Select every line holding the word "PERSISTENTE" and copy it.

** start Listed records **

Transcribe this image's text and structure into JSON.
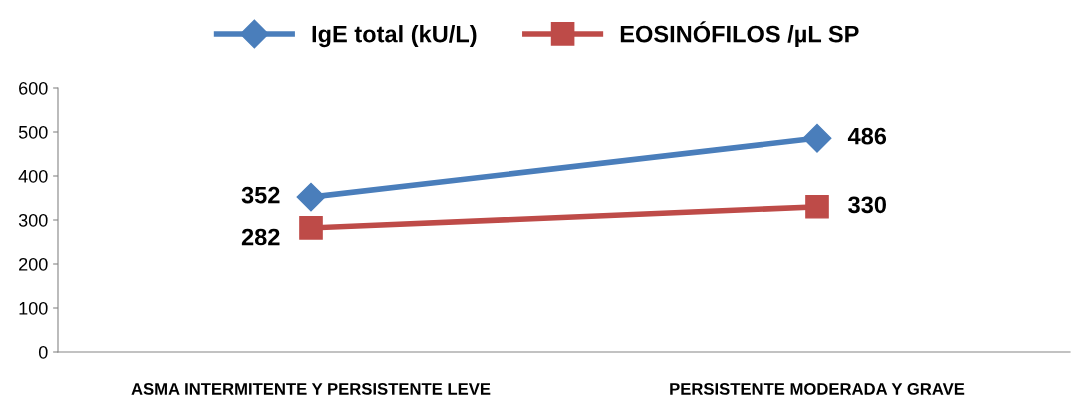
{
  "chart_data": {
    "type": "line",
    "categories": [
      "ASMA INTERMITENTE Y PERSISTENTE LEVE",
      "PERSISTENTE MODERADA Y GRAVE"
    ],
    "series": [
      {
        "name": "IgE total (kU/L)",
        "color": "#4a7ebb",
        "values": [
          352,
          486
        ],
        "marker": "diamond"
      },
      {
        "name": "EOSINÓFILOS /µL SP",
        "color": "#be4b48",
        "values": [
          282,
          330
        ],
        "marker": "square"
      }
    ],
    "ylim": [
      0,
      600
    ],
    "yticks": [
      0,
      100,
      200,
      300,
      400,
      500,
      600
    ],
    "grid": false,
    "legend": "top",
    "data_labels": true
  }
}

** end Listed records **

* _Solution to the problem_
      "ASMA INTERMITENTE Y PERSISTENTE LEVE",
      "PERSISTENTE MODERADA Y GRAVE"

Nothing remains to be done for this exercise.